Records shown start

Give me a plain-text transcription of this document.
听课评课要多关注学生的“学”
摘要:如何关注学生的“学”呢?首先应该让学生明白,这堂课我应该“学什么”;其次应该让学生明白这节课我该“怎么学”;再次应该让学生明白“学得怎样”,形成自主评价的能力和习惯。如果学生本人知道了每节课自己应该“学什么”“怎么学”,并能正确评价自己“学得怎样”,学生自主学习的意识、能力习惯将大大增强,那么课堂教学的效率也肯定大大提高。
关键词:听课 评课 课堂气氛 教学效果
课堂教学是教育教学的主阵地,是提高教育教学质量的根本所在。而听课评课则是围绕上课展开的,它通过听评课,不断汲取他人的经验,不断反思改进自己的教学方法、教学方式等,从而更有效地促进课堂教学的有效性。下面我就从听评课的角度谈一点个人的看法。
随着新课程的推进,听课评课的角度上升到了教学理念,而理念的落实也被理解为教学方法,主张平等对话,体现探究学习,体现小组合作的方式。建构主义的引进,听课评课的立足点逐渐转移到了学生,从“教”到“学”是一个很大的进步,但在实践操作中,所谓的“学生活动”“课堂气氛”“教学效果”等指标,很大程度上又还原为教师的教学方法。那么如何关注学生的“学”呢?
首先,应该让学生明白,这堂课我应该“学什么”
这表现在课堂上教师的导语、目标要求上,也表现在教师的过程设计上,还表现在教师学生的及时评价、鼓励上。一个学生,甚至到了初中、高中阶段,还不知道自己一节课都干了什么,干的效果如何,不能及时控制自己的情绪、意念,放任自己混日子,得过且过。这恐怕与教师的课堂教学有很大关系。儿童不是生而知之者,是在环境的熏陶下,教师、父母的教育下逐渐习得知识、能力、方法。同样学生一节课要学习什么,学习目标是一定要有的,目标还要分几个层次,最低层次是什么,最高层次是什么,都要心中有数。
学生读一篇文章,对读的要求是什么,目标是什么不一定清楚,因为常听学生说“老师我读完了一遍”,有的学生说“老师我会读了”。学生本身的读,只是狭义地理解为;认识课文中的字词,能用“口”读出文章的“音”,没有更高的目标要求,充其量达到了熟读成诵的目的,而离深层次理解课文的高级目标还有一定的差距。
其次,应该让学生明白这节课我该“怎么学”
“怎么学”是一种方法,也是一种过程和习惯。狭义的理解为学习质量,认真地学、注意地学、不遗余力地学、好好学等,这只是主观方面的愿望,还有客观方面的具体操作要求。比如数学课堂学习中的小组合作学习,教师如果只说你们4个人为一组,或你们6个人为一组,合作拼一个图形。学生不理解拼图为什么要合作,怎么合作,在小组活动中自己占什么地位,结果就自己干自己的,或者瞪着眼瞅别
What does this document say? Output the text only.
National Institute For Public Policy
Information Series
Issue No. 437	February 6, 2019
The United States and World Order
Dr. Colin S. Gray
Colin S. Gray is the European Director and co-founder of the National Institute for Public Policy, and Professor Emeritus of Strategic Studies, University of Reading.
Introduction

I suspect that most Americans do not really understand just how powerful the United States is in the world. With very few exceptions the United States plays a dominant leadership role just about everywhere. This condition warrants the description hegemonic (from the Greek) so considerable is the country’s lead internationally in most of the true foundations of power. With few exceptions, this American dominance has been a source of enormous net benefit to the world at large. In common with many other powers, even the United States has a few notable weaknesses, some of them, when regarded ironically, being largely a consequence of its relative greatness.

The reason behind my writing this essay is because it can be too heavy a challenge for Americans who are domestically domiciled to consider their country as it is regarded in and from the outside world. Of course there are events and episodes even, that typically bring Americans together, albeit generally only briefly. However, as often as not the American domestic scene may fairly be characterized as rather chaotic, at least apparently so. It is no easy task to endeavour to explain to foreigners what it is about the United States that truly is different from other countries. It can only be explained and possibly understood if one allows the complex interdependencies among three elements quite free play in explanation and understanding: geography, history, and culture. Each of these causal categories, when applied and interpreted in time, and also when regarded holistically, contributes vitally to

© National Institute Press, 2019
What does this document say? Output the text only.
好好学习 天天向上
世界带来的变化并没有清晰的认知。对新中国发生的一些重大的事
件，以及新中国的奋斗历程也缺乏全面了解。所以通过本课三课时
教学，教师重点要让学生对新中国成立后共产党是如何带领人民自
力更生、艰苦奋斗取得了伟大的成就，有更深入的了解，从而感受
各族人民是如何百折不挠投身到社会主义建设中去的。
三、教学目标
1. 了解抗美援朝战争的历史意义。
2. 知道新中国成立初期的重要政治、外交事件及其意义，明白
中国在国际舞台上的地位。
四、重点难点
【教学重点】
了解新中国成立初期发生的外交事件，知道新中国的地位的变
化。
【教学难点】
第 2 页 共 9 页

Records shown end

* **Directive**:
Copy down the material exactly as written.

* **Result for this task**:
Give me a plain-text transcription of this document.
听课评课要多关注学生的“学”
摘要:如何关注学生的“学”呢?首先应该让学生明白,这堂课我应该“学什么”;其次应该让学生明白这节课我该“怎么学”;再次应该让学生明白“学得怎样”,形成自主评价的能力和习惯。如果学生本人知道了每节课自己应该“学什么”“怎么学”,并能正确评价自己“学得怎样”,学生自主学习的意识、能力习惯将大大增强,那么课堂教学的效率也肯定大大提高。
关键词:听课 评课 课堂气氛 教学效果
课堂教学是教育教学的主阵地,是提高教育教学质量的根本所在。而听课评课则是围绕上课展开的,它通过听评课,不断汲取他人的经验,不断反思改进自己的教学方法、教学方式等,从而更有效地促进课堂教学的有效性。下面我就从听评课的角度谈一点个人的看法。
随着新课程的推进,听课评课的角度上升到了教学理念,而理念的落实也被理解为教学方法,主张平等对话,体现探究学习,体现小组合作的方式。建构主义的引进,听课评课的立足点逐渐转移到了学生,从“教”到“学”是一个很大的进步,但在实践操作中,所谓的“学生活动”“课堂气氛”“教学效果”等指标,很大程度上又还原为教师的教学方法。那么如何关注学生的“学”呢?
首先,应该让学生明白,这堂课我应该“学什么”
这表现在课堂上教师的导语、目标要求上,也表现在教师的过程设计上,还表现在教师学生的及时评价、鼓励上。一个学生,甚至到了初中、高中阶段,还不知道自己一节课都干了什么,干的效果如何,不能及时控制自己的情绪、意念,放任自己混日子,得过且过。这恐怕与教师的课堂教学有很大关系。儿童不是生而知之者,是在环境的熏陶下,教师、父母的教育下逐渐习得知识、能力、方法。同样学生一节课要学习什么,学习目标是一定要有的,目标还要分几个层次,最低层次是什么,最高层次是什么,都要心中有数。
学生读一篇文章,对读的要求是什么,目标是什么不一定清楚,因为常听学生说“老师我读完了一遍”,有的学生说“老师我会读了”。学生本身的读,只是狭义地理解为;认识课文中的字词,能用“口”读出文章的“音”,没有更高的目标要求,充其量达到了熟读成诵的目的,而离深层次理解课文的高级目标还有一定的差距。
其次,应该让学生明白这节课我该“怎么学”
“怎么学”是一种方法,也是一种过程和习惯。狭义的理解为学习质量,认真地学、注意地学、不遗余力地学、好好学等,这只是主观方面的愿望,还有客观方面的具体操作要求。比如数学课堂学习中的小组合作学习,教师如果只说你们4个人为一组,或你们6个人为一组,合作拼一个图形。学生不理解拼图为什么要合作,怎么合作,在小组活动中自己占什么地位,结果就自己干自己的,或者瞪着眼瞅别
What does this document say? Output the text only.
National Institute For Public Policy
Information Series
Issue No. 437	February 6, 2019
The United States and World Order
Dr. Colin S. Gray
Colin S. Gray is the European Director and co-founder of the National Institute for Public Policy, and Professor Emeritus of Strategic Studies, University of Reading.
Introduction

I suspect that most Americans do not really understand just how powerful the United States is in the world. With very few exceptions the United States plays a dominant leadership role just about everywhere. This condition warrants the description hegemonic (from the Greek) so considerable is the country’s lead internationally in most of the true foundations of power. With few exceptions, this American dominance has been a source of enormous net benefit to the world at large. In common with many other powers, even the United States has a few notable weaknesses, some of them, when regarded ironically, being largely a consequence of its relative greatness.

The reason behind my writing this essay is because it can be too heavy a challenge for Americans who are domestically domiciled to consider their country as it is regarded in and from the outside world. Of course there are events and episodes even, that typically bring Americans together, albeit generally only briefly. However, as often as not the American domestic scene may fairly be characterized as rather chaotic, at least apparently so. It is no easy task to endeavour to explain to foreigners what it is about the United States that truly is different from other countries. It can only be explained and possibly understood if one allows the complex interdependencies among three elements quite free play in explanation and understanding: geography, history, and culture. Each of these causal categories, when applied and interpreted in time, and also when regarded holistically, contributes vitally to

© National Institute Press, 2019
What does this document say? Output the text only.
好好学习 天天向上
世界带来的变化并没有清晰的认知。对新中国发生的一些重大的事
件，以及新中国的奋斗历程也缺乏全面了解。所以通过本课三课时
教学，教师重点要让学生对新中国成立后共产党是如何带领人民自
力更生、艰苦奋斗取得了伟大的成就，有更深入的了解，从而感受
各族人民是如何百折不挠投身到社会主义建设中去的。
三、教学目标
1. 了解抗美援朝战争的历史意义。
2. 知道新中国成立初期的重要政治、外交事件及其意义，明白
中国在国际舞台上的地位。
四、重点难点
【教学重点】
了解新中国成立初期发生的外交事件，知道新中国的地位的变
化。
【教学难点】
第 2 页 共 9 页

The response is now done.